Written request 1: Edit the rows running from the line containing "Patent image size: (931, 883)." through the line containing "The side surface 120 is at (557, 356).", replacing "perspective view" with "oblique view" and leaving everything else unchanged. Return only those lines.

Text section:
— Begin —
Supply chain traceability of live Southern Rock Lobster exports
This project will develop an innovative traceability system for the Australian Southern Rock Lobster (SRL) industry, leveraging cutting-edge computer vision and machine learning to uniquely identify lobsters.
Enabling individual tracking from ocean to plate, the system will enhance supply chain transparency, protects against seafood fraud, and fosters consumer trust in key export markets. It allows for individual-level quality assessments and checks, offering valuable insights to improve handling and logistics while ensuring premium product standards.
This initiative supports a modern, data-driven seafood industry, promoting sustainability, accountability, and premium product standards.
Participants
Project background
This project will develop a novel tracking and traceability tool for the SRL (Jasus edwardsii) industry to provide enhanced visibility across the supply chain. At its core, the tool will uniquely identify individual lobsters.
Using advanced computer vision and machine learning techniques, this approach will lay the foundation for tracking and traceability from ocean to plate. Individual identification is the fundamental first step in capturing and linking important metadata, such as catch region, size, and condition, which will contribute to product transparency and authenticity throughout the supply chain. Such a system has the potential to provide valuable data for monitoring transport conditions and addressing issues that impact product quality.
— End —
Written request 2:
Answer these questions using the lobster traceability text.
(a) What scientific name is given for the Southern Rock Lobster?
(b) Which two techniques will the system use to identify individual lobsters?
(c) What three examples of metadata are listed?

Task input:
— Begin —
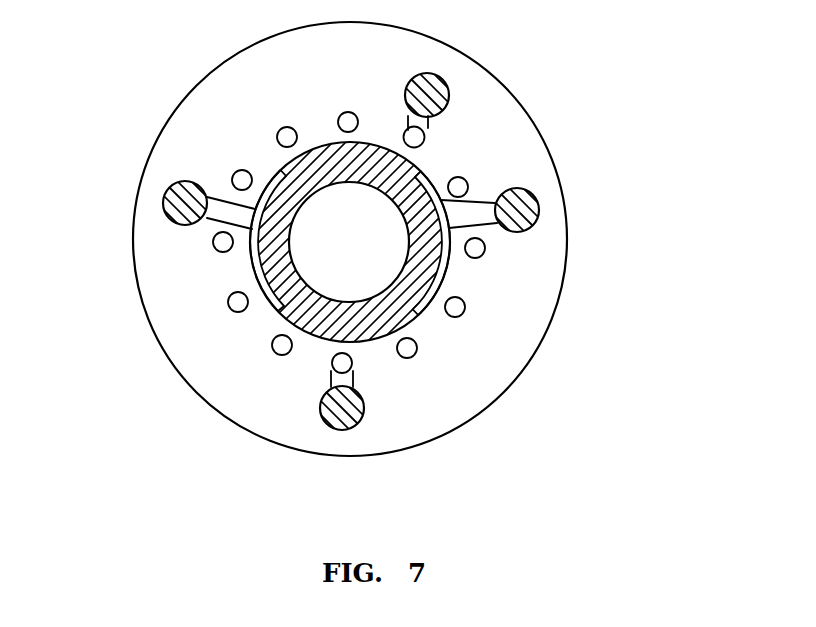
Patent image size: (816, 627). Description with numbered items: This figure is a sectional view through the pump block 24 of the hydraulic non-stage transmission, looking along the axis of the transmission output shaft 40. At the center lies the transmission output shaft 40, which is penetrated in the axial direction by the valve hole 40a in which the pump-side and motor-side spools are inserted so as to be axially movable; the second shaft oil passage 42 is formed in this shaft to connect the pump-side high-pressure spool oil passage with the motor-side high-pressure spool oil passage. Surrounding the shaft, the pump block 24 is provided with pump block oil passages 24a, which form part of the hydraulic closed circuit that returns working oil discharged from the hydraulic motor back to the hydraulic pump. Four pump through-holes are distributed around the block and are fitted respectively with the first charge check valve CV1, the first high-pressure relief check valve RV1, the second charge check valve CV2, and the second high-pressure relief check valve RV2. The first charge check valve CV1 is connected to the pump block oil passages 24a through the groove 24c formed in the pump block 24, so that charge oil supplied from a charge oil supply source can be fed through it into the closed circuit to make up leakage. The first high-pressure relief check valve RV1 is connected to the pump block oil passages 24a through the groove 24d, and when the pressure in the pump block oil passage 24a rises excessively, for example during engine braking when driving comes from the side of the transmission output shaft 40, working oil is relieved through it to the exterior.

The pump block 24 is at (530, 128).
The pump block oil passages 24a is at (420, 140).
The groove 24c is at (352, 376).
The groove 24d is at (405, 118).
The transmission output shaft 40 is at (352, 227).
The valve hole 40a is at (382, 196).
The second shaft oil passage 42 is at (253, 265).
The first high-pressure relief check valve RV1 is at (437, 78).
The second high-pressure relief check valve RV2 is at (165, 215).
The first charge check valve CV1 is at (355, 427).
The second charge check valve CV2 is at (532, 195).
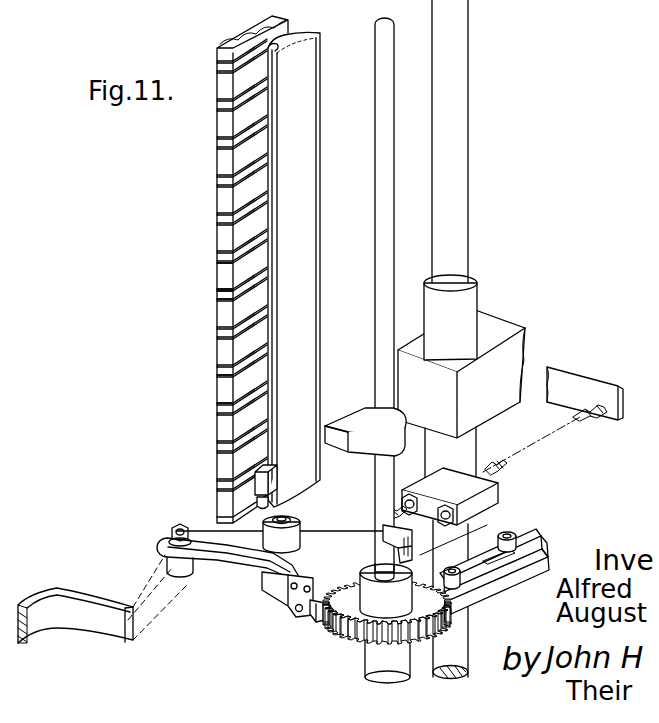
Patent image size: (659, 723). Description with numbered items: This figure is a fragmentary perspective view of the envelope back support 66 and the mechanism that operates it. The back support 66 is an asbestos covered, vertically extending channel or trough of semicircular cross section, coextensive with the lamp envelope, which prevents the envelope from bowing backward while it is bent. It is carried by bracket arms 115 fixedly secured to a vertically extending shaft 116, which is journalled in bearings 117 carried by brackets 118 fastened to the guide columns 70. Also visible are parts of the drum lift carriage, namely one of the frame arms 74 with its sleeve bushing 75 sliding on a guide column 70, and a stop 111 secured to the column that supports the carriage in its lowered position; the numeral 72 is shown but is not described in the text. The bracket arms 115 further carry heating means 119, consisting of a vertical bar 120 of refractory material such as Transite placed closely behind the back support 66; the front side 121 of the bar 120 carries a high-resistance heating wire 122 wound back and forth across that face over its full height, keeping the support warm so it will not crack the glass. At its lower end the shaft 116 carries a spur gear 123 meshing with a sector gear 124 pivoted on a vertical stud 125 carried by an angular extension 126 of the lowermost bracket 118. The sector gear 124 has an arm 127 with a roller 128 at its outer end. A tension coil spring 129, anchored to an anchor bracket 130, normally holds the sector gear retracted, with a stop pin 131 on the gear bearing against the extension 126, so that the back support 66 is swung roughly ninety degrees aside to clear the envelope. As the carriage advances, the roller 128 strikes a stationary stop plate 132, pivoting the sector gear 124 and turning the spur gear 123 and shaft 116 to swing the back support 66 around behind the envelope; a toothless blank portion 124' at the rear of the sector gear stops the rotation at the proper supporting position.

The frame member 72 is at (162, 5).
The envelope back support 66 is at (310, 60).
The guide column 70 is at (468, 83).
The frame arm 74 is at (495, 326).
The sleeve bushing 75 is at (466, 288).
The stop 111 is at (493, 491).
The bracket arm 115 is at (345, 424).
The shaft 116 is at (378, 338).
The bearing 117 is at (373, 667).
The bracket 118 is at (495, 580).
The heating means 119 is at (217, 205).
The bar 120 is at (221, 273).
The front side of the bar 121 is at (241, 311).
The heating wire 122 is at (243, 402).
The spur gear 123 is at (345, 638).
The sector gear 124 is at (279, 529).
The blank portion 124' is at (373, 545).
The stud 125 is at (288, 512).
The angular extension 126 is at (275, 590).
The arm 127 is at (201, 533).
The roller 128 is at (189, 571).
The tension coil spring 129 is at (500, 457).
The anchor bracket 130 is at (582, 378).
The stop pin 131 is at (312, 617).
The stop plate 132 is at (107, 633).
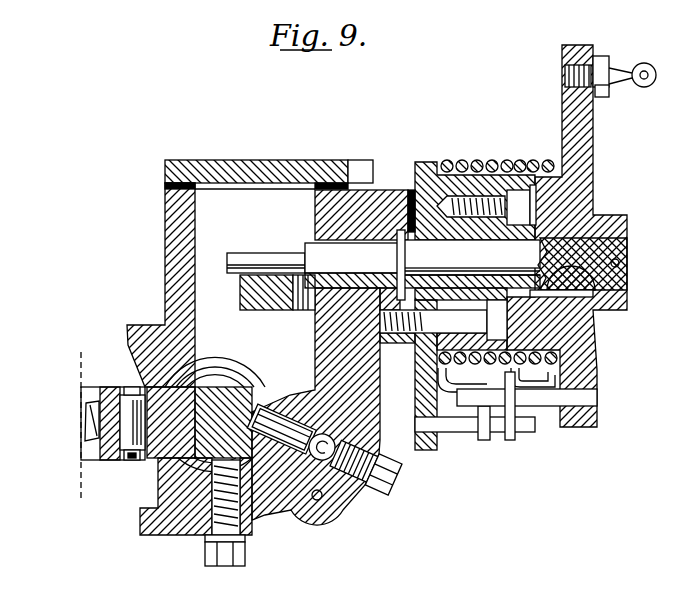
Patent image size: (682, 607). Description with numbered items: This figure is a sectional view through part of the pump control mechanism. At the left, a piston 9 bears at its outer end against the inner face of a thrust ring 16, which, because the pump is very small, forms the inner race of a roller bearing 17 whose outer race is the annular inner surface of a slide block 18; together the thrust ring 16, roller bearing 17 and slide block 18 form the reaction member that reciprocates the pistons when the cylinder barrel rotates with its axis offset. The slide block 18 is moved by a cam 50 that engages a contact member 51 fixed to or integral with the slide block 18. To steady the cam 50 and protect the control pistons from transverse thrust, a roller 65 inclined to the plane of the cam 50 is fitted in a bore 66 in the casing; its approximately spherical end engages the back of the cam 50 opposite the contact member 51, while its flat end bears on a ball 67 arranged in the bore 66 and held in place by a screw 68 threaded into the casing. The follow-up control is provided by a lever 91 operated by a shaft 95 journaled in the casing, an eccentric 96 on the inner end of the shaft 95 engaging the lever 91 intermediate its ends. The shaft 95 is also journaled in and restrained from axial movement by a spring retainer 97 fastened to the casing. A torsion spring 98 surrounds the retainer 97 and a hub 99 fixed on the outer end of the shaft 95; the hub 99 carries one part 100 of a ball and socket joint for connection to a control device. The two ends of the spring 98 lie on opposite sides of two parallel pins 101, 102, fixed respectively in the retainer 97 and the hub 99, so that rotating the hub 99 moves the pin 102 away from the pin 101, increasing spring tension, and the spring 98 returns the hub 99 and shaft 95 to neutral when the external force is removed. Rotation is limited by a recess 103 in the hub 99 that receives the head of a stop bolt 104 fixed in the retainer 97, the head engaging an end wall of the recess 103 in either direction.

The piston 9 is at (84, 412).
The thrust ring 16 is at (108, 395).
The roller bearing 17 is at (128, 460).
The slide block 18 is at (139, 389).
The cam 50 is at (225, 397).
The contact member 51 is at (160, 492).
The roller 65 is at (282, 429).
The bore 66 is at (276, 412).
The ball 67 is at (326, 440).
The screw 68 is at (389, 483).
The lever 91 is at (250, 305).
The shaft 95 is at (466, 265).
The eccentric 96 is at (277, 253).
The spring retainer 97 is at (420, 161).
The torsion spring 98 is at (448, 160).
The hub 99 is at (594, 187).
The ball and socket joint part 100 is at (645, 63).
The pin 101 is at (445, 425).
The pin 102 is at (550, 407).
The recess 103 is at (530, 188).
The stop bolt 104 is at (513, 192).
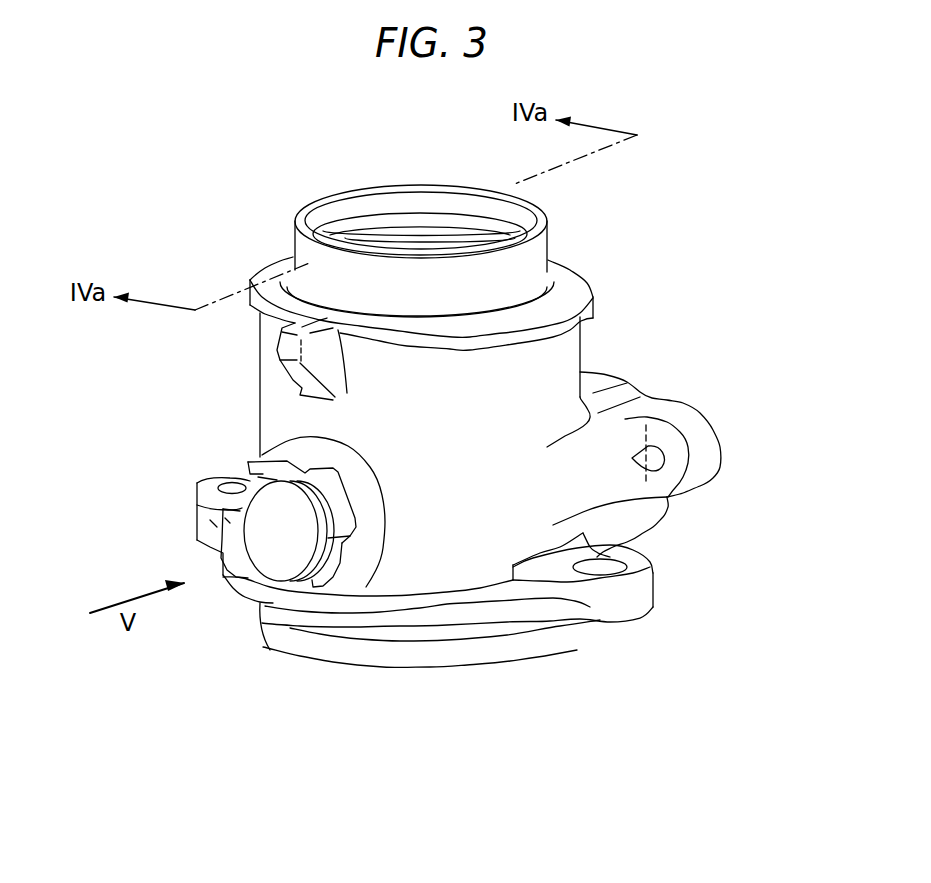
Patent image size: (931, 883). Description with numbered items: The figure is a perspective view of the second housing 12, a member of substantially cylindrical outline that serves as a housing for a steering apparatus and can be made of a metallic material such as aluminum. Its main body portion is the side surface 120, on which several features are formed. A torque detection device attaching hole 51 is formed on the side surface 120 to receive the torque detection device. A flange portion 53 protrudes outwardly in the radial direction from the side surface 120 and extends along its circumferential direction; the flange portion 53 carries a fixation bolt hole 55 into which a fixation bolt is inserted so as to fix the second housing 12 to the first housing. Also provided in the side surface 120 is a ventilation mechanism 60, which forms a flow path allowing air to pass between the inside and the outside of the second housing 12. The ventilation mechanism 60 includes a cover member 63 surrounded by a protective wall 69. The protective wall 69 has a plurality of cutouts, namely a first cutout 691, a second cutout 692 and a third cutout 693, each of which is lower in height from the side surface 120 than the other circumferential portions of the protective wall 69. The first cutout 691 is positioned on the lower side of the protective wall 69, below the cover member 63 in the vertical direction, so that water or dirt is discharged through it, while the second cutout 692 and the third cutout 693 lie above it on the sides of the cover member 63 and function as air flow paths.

The second housing 12 is at (268, 196).
The side surface 120 is at (557, 356).
The torque detection device attaching hole 51 is at (633, 392).
The fixation bolt hole 55 is at (608, 568).
The flange portion 53 is at (470, 611).
The protective wall 69 is at (343, 576).
The cover member 63 is at (262, 550).
The ventilation mechanism 60 is at (290, 600).
The first cutout 691 is at (262, 605).
The second cutout 692 is at (222, 510).
The third cutout 693 is at (348, 513).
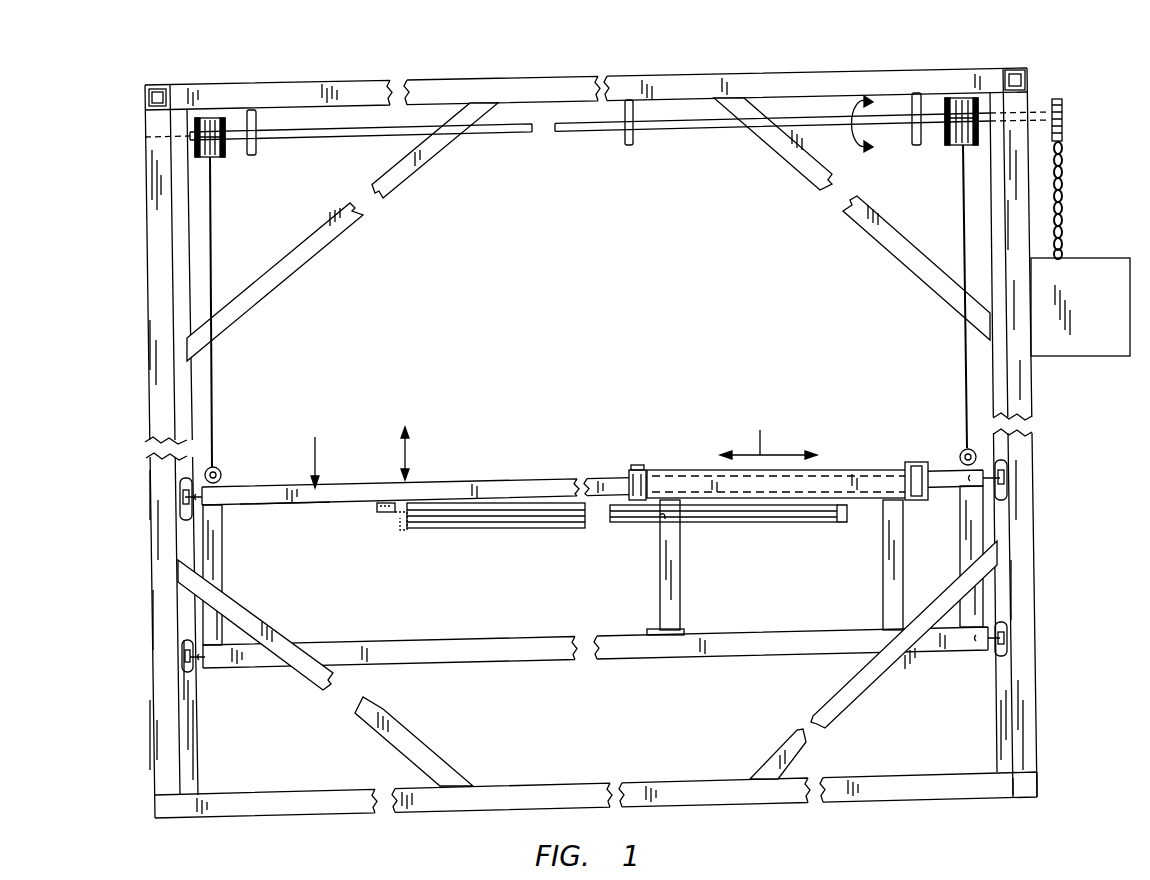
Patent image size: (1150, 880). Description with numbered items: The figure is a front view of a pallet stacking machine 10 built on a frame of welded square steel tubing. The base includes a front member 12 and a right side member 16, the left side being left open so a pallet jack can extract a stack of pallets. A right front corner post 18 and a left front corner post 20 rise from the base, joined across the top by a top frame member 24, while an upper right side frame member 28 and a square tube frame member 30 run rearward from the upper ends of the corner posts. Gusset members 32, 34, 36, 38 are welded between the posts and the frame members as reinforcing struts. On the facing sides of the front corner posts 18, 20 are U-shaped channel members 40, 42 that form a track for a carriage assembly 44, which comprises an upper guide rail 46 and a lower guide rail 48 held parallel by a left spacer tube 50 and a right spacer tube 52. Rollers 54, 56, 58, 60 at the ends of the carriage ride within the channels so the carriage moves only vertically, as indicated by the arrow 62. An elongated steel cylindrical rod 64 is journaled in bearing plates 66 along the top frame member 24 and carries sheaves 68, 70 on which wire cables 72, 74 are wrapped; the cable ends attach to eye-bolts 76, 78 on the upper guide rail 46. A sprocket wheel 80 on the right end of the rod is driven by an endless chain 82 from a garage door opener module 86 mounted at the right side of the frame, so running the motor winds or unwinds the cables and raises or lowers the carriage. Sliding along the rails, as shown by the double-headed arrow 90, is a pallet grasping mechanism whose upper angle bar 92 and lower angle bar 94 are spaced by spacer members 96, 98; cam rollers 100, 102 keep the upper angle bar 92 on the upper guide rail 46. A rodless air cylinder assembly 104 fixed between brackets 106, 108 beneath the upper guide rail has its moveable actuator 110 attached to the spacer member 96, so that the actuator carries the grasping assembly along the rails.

The pallet stacking machine 10 is at (1070, 727).
The front member 12 is at (500, 788).
The right side member 16 is at (1038, 790).
The right front corner post 18 is at (1036, 688).
The left front corner post 20 is at (152, 576).
The top frame member 24 is at (687, 76).
The upper right side frame member 28 is at (1018, 71).
The square tube frame member 30 is at (160, 86).
The gusset member 32 is at (306, 241).
The gusset member 34 is at (882, 243).
The gusset member 36 is at (222, 590).
The gusset member 38 is at (835, 693).
The U-shaped channel member 40 is at (996, 728).
The U-shaped channel member 42 is at (199, 733).
The carriage assembly 44 is at (592, 460).
The upper guide rail 46 is at (282, 504).
The lower guide rail 48 is at (403, 638).
The left spacer tube 50 is at (223, 556).
The right spacer tube 52 is at (960, 541).
The roller 54 is at (194, 478).
The roller 56 is at (195, 673).
The roller 58 is at (994, 654).
The roller 60 is at (1006, 476).
The arrow 62 is at (408, 455).
The elongated steel cylindrical rod 64 is at (503, 136).
The bearing plates 66 is at (252, 152).
The sheave 68 is at (203, 118).
The sheave 70 is at (958, 98).
The wire cable 72 is at (213, 216).
The wire cable 74 is at (964, 210).
The eye-bolt 76 is at (222, 472).
The eye-bolt 78 is at (961, 452).
The sprocket wheel 80 is at (1063, 113).
The endless chain 82 is at (1063, 165).
The garage door opener module 86 is at (1077, 257).
The double-headed arrow 90 is at (768, 434).
The upper angle bar 92 is at (831, 468).
The lower angle bar 94 is at (805, 630).
The spacer member 96 is at (682, 569).
The spacer member 98 is at (882, 565).
The cam roller 100 is at (636, 468).
The cam roller 102 is at (912, 462).
The rodless air cylinder assembly 104 is at (455, 529).
The bracket 106 is at (398, 517).
The bracket 108 is at (843, 508).
The moveable actuator 110 is at (660, 520).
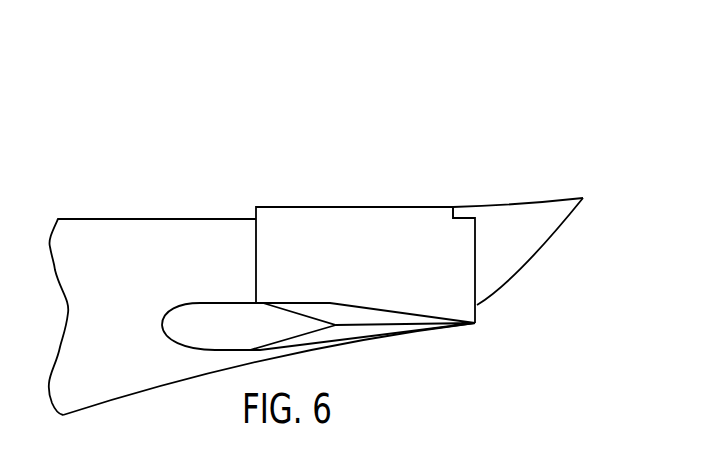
— End —
Task response 1:
Patent image size: (931, 883). Description with numbered items: The figure is a oblique view of the second housing 12, a member of substantially cylindrical outline that serves as a housing for a steering apparatus and can be made of a metallic material such as aluminum. Its main body portion is the side surface 120, on which several features are formed. A torque detection device attaching hole 51 is formed on the side surface 120 to receive the torque detection device. A flange portion 53 protrudes outwardly in the radial direction from the side surface 120 and extends along its circumferential direction; the flange portion 53 carries a fixation bolt hole 55 into which a fixation bolt is inserted so as to fix the second housing 12 to the first housing. Also provided in the side surface 120 is a ventilation mechanism 60, which forms a flow path allowing air to pass between the inside and the outside of the second housing 12. The ventilation mechanism 60 includes a cover member 63 surrounded by a protective wall 69. The protective wall 69 has a plurality of cutouts, namely a first cutout 691, a second cutout 692 and a third cutout 693, each of which is lower in height from the side surface 120 than the other circumferential portions of the protective wall 69. The first cutout 691 is positioned on the lower side of the protective wall 69, below the cover member 63 in the vertical direction, so that water or dirt is discharged through it, while the second cutout 692 and the third cutout 693 lie above it on the sides of the cover member 63 and function as air flow paths.

The second housing 12 is at (268, 196).
The side surface 120 is at (557, 356).

Task response 2:
(a) Jasus edwardsii
(b) Computer vision and machine learning
(c) Catch region, size, and condition